• _Exercise objective_
List every line in this data where the string "JSON" occurs.

- - - - -

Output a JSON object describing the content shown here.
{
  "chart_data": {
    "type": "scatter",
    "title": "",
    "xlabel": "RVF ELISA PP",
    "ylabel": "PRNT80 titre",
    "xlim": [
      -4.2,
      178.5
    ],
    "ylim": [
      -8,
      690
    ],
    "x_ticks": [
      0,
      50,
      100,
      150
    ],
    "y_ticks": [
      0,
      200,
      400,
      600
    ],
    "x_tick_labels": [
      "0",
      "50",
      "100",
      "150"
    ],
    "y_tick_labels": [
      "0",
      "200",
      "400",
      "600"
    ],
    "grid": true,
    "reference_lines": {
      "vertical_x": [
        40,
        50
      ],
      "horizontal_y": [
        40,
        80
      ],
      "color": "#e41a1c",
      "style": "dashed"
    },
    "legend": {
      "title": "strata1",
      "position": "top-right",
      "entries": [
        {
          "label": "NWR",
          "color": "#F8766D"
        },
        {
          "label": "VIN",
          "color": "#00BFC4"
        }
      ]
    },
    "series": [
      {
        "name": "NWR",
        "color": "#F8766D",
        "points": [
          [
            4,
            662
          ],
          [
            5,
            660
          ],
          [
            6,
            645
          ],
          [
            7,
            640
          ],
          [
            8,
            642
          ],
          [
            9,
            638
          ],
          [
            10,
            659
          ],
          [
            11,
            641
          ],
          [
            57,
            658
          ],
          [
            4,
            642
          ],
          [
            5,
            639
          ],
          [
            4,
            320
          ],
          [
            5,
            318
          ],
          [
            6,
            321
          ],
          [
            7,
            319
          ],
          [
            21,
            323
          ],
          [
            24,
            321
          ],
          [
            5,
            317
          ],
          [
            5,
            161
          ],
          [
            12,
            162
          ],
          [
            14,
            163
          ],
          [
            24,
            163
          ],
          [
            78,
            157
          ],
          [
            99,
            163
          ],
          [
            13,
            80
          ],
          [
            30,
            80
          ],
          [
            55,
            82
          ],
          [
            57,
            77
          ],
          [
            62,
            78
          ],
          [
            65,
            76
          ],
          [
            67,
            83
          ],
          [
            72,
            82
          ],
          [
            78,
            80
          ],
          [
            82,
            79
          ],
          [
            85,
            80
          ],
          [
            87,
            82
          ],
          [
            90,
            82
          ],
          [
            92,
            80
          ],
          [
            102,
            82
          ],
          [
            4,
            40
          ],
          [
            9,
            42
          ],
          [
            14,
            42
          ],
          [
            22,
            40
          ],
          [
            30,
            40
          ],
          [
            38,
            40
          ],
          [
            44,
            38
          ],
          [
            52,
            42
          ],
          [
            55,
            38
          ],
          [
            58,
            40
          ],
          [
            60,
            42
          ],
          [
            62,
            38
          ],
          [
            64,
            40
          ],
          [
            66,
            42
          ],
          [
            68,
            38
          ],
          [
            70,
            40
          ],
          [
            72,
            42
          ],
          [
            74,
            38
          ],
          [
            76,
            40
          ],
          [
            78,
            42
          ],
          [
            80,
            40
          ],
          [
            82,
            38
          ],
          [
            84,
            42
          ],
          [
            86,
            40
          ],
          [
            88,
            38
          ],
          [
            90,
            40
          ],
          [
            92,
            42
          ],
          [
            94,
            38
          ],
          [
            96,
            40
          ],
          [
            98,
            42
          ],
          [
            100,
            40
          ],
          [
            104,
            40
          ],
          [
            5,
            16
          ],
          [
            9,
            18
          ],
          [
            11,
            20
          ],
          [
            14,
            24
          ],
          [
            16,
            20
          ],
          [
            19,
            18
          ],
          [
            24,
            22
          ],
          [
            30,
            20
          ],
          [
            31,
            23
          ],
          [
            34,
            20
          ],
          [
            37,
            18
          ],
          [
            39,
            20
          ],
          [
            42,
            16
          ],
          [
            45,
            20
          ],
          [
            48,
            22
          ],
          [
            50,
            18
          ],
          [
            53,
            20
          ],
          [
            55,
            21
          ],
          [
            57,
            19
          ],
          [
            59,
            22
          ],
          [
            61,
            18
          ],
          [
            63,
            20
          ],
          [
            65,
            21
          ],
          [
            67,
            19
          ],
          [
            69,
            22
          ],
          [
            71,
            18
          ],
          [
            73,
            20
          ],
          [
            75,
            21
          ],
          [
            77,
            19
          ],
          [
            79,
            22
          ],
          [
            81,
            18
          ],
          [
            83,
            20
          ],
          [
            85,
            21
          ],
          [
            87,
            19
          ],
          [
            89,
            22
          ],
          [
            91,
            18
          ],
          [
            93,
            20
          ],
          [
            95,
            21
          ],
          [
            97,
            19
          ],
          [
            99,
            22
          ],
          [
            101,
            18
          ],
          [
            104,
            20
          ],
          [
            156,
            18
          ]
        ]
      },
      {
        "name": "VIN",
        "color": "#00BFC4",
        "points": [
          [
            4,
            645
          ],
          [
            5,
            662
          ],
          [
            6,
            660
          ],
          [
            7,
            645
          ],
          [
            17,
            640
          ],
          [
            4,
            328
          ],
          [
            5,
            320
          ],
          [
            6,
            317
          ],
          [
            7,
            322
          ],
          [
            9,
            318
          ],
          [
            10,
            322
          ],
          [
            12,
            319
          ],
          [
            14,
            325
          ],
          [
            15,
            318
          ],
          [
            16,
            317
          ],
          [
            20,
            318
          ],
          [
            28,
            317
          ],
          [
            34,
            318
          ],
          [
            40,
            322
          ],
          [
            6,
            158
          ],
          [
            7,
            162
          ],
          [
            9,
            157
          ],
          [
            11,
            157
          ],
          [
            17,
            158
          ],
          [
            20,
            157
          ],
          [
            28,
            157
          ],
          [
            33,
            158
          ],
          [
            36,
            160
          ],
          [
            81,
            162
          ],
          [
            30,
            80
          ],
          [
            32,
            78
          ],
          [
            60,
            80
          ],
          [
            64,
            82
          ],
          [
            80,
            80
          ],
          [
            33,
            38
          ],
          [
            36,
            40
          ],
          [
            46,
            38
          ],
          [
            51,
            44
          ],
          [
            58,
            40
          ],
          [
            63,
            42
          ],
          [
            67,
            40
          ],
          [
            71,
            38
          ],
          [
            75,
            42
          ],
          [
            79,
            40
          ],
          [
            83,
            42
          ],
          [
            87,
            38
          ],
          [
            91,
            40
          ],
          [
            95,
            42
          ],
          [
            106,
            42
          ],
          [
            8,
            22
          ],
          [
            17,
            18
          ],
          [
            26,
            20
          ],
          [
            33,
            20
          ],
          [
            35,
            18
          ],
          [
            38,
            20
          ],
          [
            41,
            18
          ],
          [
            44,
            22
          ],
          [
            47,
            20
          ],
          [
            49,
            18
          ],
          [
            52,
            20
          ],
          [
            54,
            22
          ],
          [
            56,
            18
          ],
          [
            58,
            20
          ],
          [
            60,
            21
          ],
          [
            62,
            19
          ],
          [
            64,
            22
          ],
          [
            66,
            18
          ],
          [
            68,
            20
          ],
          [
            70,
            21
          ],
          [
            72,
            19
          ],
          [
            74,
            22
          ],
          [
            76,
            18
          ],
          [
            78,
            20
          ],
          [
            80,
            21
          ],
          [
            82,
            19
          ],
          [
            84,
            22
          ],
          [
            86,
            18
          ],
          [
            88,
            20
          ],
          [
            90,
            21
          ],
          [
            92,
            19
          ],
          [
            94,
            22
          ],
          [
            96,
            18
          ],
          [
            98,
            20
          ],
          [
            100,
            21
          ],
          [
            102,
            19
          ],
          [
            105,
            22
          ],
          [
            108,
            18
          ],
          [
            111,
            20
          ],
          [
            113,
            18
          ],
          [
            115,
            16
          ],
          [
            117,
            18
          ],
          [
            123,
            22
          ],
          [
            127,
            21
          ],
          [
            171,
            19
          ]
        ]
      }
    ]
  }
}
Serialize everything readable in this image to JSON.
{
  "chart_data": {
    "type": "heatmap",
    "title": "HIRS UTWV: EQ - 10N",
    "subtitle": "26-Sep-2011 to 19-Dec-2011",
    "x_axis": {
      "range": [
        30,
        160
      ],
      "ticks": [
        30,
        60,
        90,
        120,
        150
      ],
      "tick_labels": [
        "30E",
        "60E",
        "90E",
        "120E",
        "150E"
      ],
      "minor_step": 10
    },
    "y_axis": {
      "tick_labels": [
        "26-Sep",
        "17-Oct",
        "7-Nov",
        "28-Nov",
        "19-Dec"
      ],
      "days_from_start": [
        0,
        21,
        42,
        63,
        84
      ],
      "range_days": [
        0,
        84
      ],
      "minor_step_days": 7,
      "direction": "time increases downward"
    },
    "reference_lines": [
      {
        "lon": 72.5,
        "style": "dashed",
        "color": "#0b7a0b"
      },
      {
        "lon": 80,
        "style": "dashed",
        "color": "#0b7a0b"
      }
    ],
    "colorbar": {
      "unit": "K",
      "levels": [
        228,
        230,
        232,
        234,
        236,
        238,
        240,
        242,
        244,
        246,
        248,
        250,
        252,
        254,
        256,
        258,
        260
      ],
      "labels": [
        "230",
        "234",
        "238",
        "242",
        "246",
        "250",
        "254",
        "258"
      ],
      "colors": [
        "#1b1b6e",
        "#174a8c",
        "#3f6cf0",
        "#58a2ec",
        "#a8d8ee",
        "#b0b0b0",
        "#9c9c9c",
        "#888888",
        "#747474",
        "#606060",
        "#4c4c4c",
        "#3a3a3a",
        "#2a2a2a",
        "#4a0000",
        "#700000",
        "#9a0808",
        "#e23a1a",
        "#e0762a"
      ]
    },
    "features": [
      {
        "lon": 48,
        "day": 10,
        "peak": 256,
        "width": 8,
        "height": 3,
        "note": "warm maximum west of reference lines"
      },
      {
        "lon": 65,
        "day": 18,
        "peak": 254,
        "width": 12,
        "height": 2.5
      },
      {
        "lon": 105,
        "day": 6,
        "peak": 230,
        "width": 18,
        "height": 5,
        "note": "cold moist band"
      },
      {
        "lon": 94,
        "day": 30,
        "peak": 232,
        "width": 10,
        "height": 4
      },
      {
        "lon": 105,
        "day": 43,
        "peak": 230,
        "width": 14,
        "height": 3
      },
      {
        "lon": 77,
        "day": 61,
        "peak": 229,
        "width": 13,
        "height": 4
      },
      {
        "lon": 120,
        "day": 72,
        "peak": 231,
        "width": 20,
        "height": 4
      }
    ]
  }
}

- - - - -

• _Response for this exercise_
Output a JSON object describing the content shown here.
Serialize everything readable in this image to JSON.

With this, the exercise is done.